_Excerpted records:_

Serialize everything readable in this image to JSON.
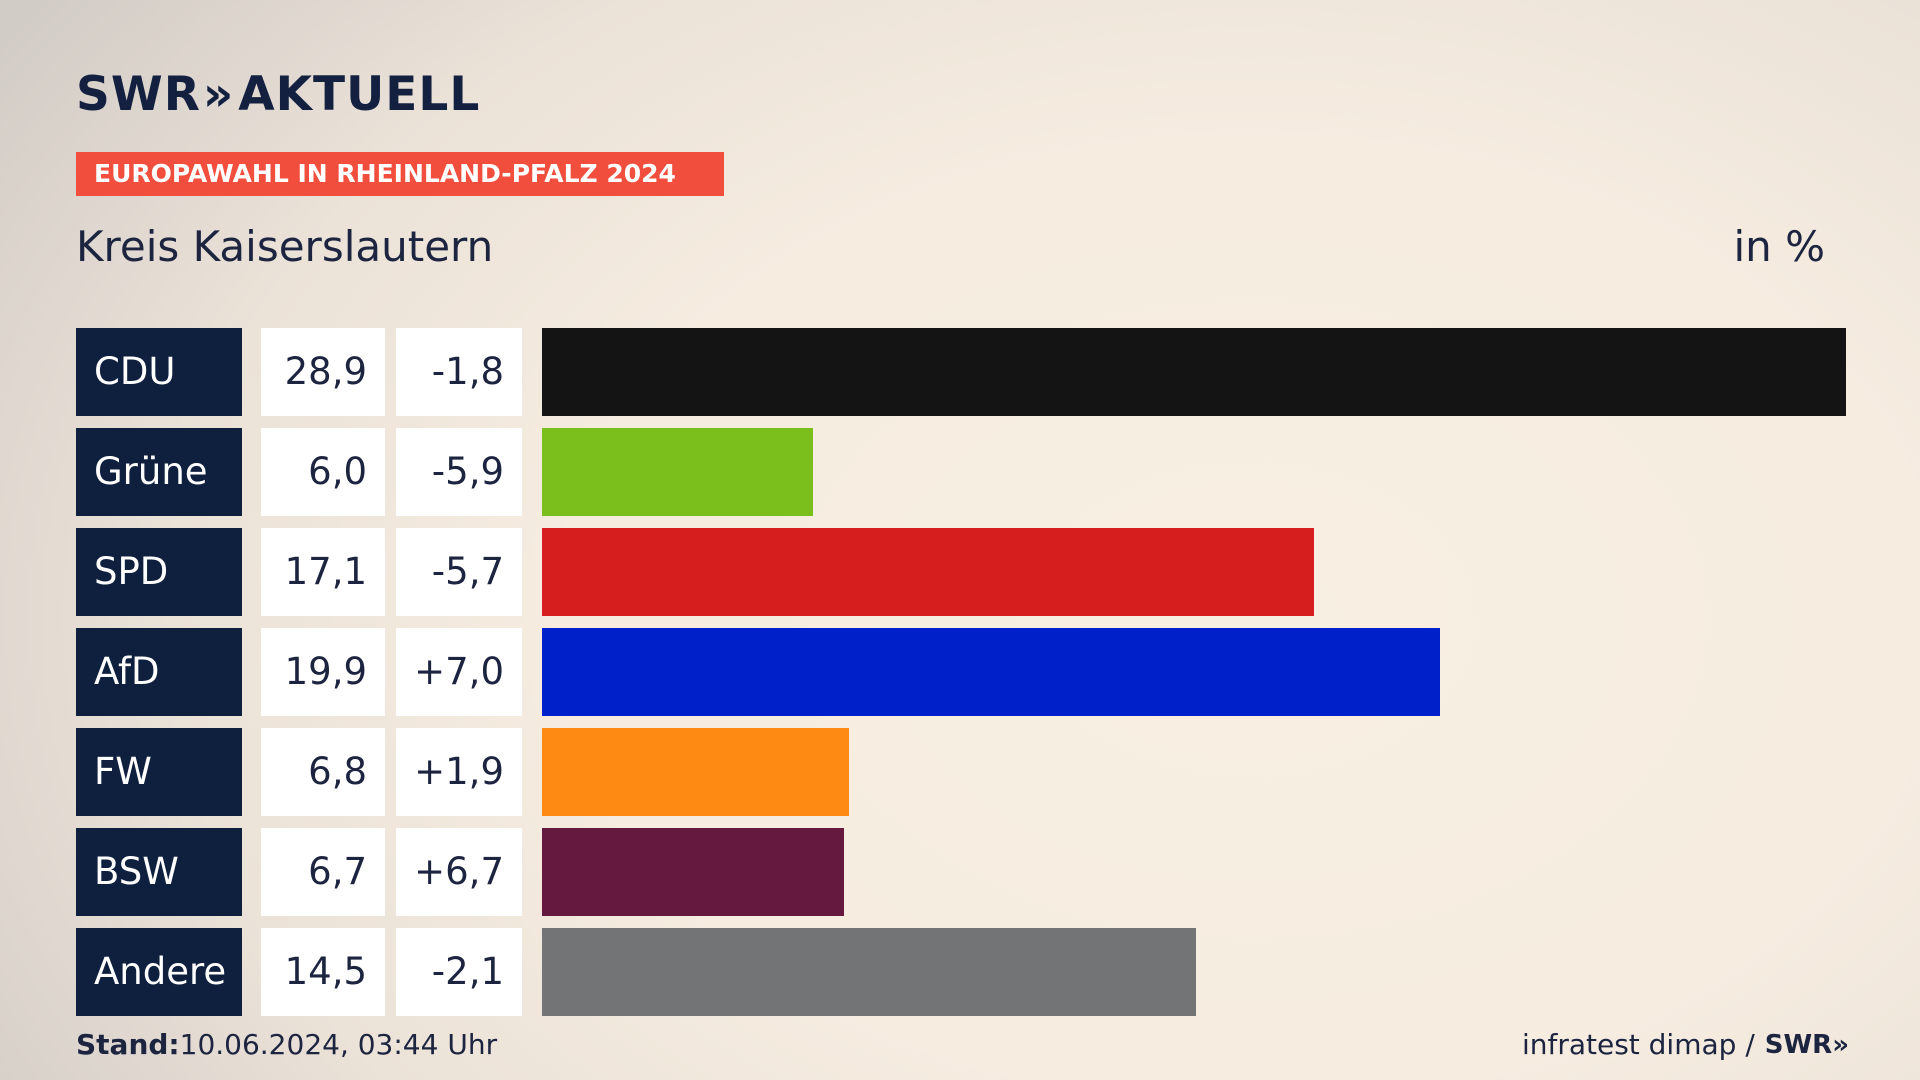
{
  "brand": {
    "logo_text": "SWR",
    "logo_chevrons": "»",
    "logo_suffix": "AKTUELL"
  },
  "banner": "EUROPAWAHL IN RHEINLAND-PFALZ 2024",
  "colors": {
    "banner": "#f24e3d",
    "label_bg": "#0f1f3e"
  },
  "chart_data": {
    "type": "bar",
    "orientation": "horizontal",
    "title": "Kreis Kaiserslautern",
    "unit": "in %",
    "max_value": 28.9,
    "rows": [
      {
        "party": "CDU",
        "value": 28.9,
        "value_label": "28,9",
        "diff_label": "-1,8",
        "color": "#141414"
      },
      {
        "party": "Grüne",
        "value": 6.0,
        "value_label": "6,0",
        "diff_label": "-5,9",
        "color": "#7bbf1c"
      },
      {
        "party": "SPD",
        "value": 17.1,
        "value_label": "17,1",
        "diff_label": "-5,7",
        "color": "#d61e1e"
      },
      {
        "party": "AfD",
        "value": 19.9,
        "value_label": "19,9",
        "diff_label": "+7,0",
        "color": "#0021c9"
      },
      {
        "party": "FW",
        "value": 6.8,
        "value_label": "6,8",
        "diff_label": "+1,9",
        "color": "#fe8a14"
      },
      {
        "party": "BSW",
        "value": 6.7,
        "value_label": "6,7",
        "diff_label": "+6,7",
        "color": "#66193f"
      },
      {
        "party": "Andere",
        "value": 14.5,
        "value_label": "14,5",
        "diff_label": "-2,1",
        "color": "#737475"
      }
    ]
  },
  "footer": {
    "stand_label": "Stand:",
    "stand_value": "10.06.2024, 03:44 Uhr",
    "source": "infratest dimap /",
    "source_logo": "SWR",
    "source_chevrons": "»"
  }
}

_Problem statement:_ In the copy, include no pictures; restate the listing above exactly.

_Answer for the task:_
Serialize everything readable in this image to JSON.
{
  "brand": {
    "logo_text": "SWR",
    "logo_chevrons": "»",
    "logo_suffix": "AKTUELL"
  },
  "banner": "EUROPAWAHL IN RHEINLAND-PFALZ 2024",
  "colors": {
    "banner": "#f24e3d",
    "label_bg": "#0f1f3e"
  },
  "chart_data": {
    "type": "bar",
    "orientation": "horizontal",
    "title": "Kreis Kaiserslautern",
    "unit": "in %",
    "max_value": 28.9,
    "rows": [
      {
        "party": "CDU",
        "value": 28.9,
        "value_label": "28,9",
        "diff_label": "-1,8",
        "color": "#141414"
      },
      {
        "party": "Grüne",
        "value": 6.0,
        "value_label": "6,0",
        "diff_label": "-5,9",
        "color": "#7bbf1c"
      },
      {
        "party": "SPD",
        "value": 17.1,
        "value_label": "17,1",
        "diff_label": "-5,7",
        "color": "#d61e1e"
      },
      {
        "party": "AfD",
        "value": 19.9,
        "value_label": "19,9",
        "diff_label": "+7,0",
        "color": "#0021c9"
      },
      {
        "party": "FW",
        "value": 6.8,
        "value_label": "6,8",
        "diff_label": "+1,9",
        "color": "#fe8a14"
      },
      {
        "party": "BSW",
        "value": 6.7,
        "value_label": "6,7",
        "diff_label": "+6,7",
        "color": "#66193f"
      },
      {
        "party": "Andere",
        "value": 14.5,
        "value_label": "14,5",
        "diff_label": "-2,1",
        "color": "#737475"
      }
    ]
  },
  "footer": {
    "stand_label": "Stand:",
    "stand_value": "10.06.2024, 03:44 Uhr",
    "source": "infratest dimap /",
    "source_logo": "SWR",
    "source_chevrons": "»"
  }
}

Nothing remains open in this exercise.